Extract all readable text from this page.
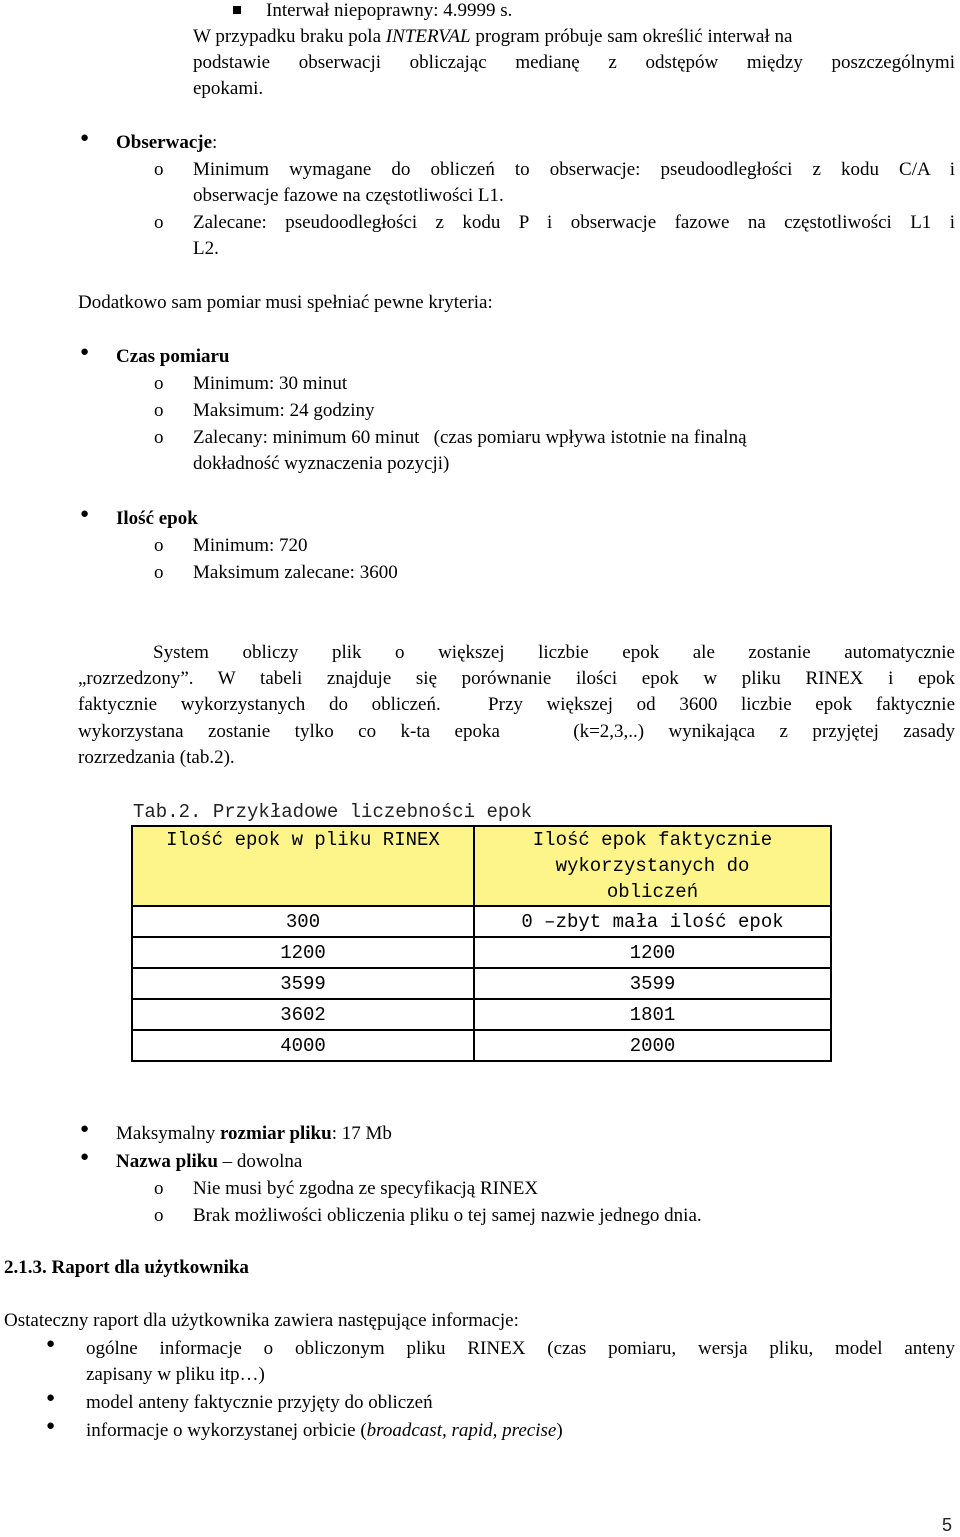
Interwał niepoprawny: 4.9999 s.
W przypadku braku pola INTERVAL program próbuje sam określić interwał na
podstawie obserwacji obliczając medianę z odstępów między poszczególnymi
epokami.
● Obserwacje:
o Minimum wymagane do obliczeń to obserwacje: pseudoodległości z kodu C/A i
obserwacje fazowe na częstotliwości L1.
o Zalecane: pseudoodległości z kodu P i obserwacje fazowe na częstotliwości L1 i
L2.
Dodatkowo sam pomiar musi spełniać pewne kryteria:
● Czas pomiaru
o Minimum: 30 minut
o Maksimum: 24 godziny
o Zalecany: minimum 60 minut   (czas pomiaru wpływa istotnie na finalną
dokładność wyznaczenia pozycji)
● Ilość epok
o Minimum: 720
o Maksimum zalecane: 3600
System obliczy plik o większej liczbie epok ale zostanie automatycznie
„rozrzedzony”. W tabeli znajduje się porównanie ilości epok w pliku RINEX i epok
faktycznie wykorzystanych do obliczeń.  Przy większej od 3600 liczbie epok faktycznie
wykorzystana zostanie tylko co k-ta epoka   (k=2,3,..) wynikająca z przyjętej zasady
rozrzedzania (tab.2).
Tab.2. Przykładowe liczebności epok
Ilość epok w pliku RINEX	Ilość epok faktycznie
wykorzystanych do
obliczeń

300	0 –zbyt mała ilość epok
1200	1200
3599	3599
3602	1801
4000	2000
● Maksymalny rozmiar pliku: 17 Mb
● Nazwa pliku – dowolna
o Nie musi być zgodna ze specyfikacją RINEX
o Brak możliwości obliczenia pliku o tej samej nazwie jednego dnia.
2.1.3. Raport dla użytkownika
Ostateczny raport dla użytkownika zawiera następujące informacje:
● ogólne informacje o obliczonym pliku RINEX (czas pomiaru, wersja pliku, model anteny
zapisany w pliku itp…)
● model anteny faktycznie przyjęty do obliczeń
● informacje o wykorzystanej orbicie (broadcast, rapid, precise)
5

+++

- _Task directions_: Search the listing for the string "Maksimum". Copy each line where it turns up.

- _Result_:
o Maksimum: 24 godziny
o Maksimum zalecane: 3600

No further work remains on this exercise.